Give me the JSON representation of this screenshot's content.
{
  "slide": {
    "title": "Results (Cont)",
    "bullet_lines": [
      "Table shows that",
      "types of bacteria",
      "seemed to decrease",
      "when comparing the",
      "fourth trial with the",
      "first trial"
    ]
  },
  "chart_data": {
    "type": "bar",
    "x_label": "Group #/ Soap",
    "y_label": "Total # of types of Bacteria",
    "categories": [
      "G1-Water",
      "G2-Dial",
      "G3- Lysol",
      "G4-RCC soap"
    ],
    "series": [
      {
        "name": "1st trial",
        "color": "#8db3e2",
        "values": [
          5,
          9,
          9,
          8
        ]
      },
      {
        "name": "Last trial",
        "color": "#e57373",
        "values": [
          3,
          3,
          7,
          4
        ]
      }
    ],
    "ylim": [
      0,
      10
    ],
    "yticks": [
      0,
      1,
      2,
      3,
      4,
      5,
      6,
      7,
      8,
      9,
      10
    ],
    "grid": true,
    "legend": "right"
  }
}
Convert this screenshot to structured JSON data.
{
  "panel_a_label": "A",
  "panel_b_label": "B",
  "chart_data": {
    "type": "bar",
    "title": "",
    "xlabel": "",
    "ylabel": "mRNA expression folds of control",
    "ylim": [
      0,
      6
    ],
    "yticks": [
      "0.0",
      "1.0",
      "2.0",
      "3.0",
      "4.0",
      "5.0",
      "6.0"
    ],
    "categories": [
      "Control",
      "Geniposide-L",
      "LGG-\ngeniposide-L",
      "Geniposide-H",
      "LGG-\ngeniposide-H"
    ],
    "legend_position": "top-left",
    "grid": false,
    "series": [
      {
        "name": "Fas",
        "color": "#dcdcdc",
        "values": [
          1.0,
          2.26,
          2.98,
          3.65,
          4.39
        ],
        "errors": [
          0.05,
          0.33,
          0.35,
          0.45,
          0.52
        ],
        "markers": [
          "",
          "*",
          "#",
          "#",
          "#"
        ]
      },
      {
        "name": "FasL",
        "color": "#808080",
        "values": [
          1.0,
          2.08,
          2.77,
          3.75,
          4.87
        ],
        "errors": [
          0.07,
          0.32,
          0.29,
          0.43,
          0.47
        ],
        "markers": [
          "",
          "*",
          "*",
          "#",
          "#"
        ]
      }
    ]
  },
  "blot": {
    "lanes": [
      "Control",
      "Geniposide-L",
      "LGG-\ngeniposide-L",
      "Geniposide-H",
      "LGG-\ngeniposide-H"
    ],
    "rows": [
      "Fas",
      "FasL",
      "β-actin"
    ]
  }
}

# WORK INSTRUCTION
Copy the entries word for word.

# TASK RESPONSE
Give me the JSON representation of this screenshot's content.
{
  "slide": {
    "title": "Results (Cont)",
    "bullet_lines": [
      "Table shows that",
      "types of bacteria",
      "seemed to decrease",
      "when comparing the",
      "fourth trial with the",
      "first trial"
    ]
  },
  "chart_data": {
    "type": "bar",
    "x_label": "Group #/ Soap",
    "y_label": "Total # of types of Bacteria",
    "categories": [
      "G1-Water",
      "G2-Dial",
      "G3- Lysol",
      "G4-RCC soap"
    ],
    "series": [
      {
        "name": "1st trial",
        "color": "#8db3e2",
        "values": [
          5,
          9,
          9,
          8
        ]
      },
      {
        "name": "Last trial",
        "color": "#e57373",
        "values": [
          3,
          3,
          7,
          4
        ]
      }
    ],
    "ylim": [
      0,
      10
    ],
    "yticks": [
      0,
      1,
      2,
      3,
      4,
      5,
      6,
      7,
      8,
      9,
      10
    ],
    "grid": true,
    "legend": "right"
  }
}
Convert this screenshot to structured JSON data.
{
  "panel_a_label": "A",
  "panel_b_label": "B",
  "chart_data": {
    "type": "bar",
    "title": "",
    "xlabel": "",
    "ylabel": "mRNA expression folds of control",
    "ylim": [
      0,
      6
    ],
    "yticks": [
      "0.0",
      "1.0",
      "2.0",
      "3.0",
      "4.0",
      "5.0",
      "6.0"
    ],
    "categories": [
      "Control",
      "Geniposide-L",
      "LGG-\ngeniposide-L",
      "Geniposide-H",
      "LGG-\ngeniposide-H"
    ],
    "legend_position": "top-left",
    "grid": false,
    "series": [
      {
        "name": "Fas",
        "color": "#dcdcdc",
        "values": [
          1.0,
          2.26,
          2.98,
          3.65,
          4.39
        ],
        "errors": [
          0.05,
          0.33,
          0.35,
          0.45,
          0.52
        ],
        "markers": [
          "",
          "*",
          "#",
          "#",
          "#"
        ]
      },
      {
        "name": "FasL",
        "color": "#808080",
        "values": [
          1.0,
          2.08,
          2.77,
          3.75,
          4.87
        ],
        "errors": [
          0.07,
          0.32,
          0.29,
          0.43,
          0.47
        ],
        "markers": [
          "",
          "*",
          "*",
          "#",
          "#"
        ]
      }
    ]
  },
  "blot": {
    "lanes": [
      "Control",
      "Geniposide-L",
      "LGG-\ngeniposide-L",
      "Geniposide-H",
      "LGG-\ngeniposide-H"
    ],
    "rows": [
      "Fas",
      "FasL",
      "β-actin"
    ]
  }
}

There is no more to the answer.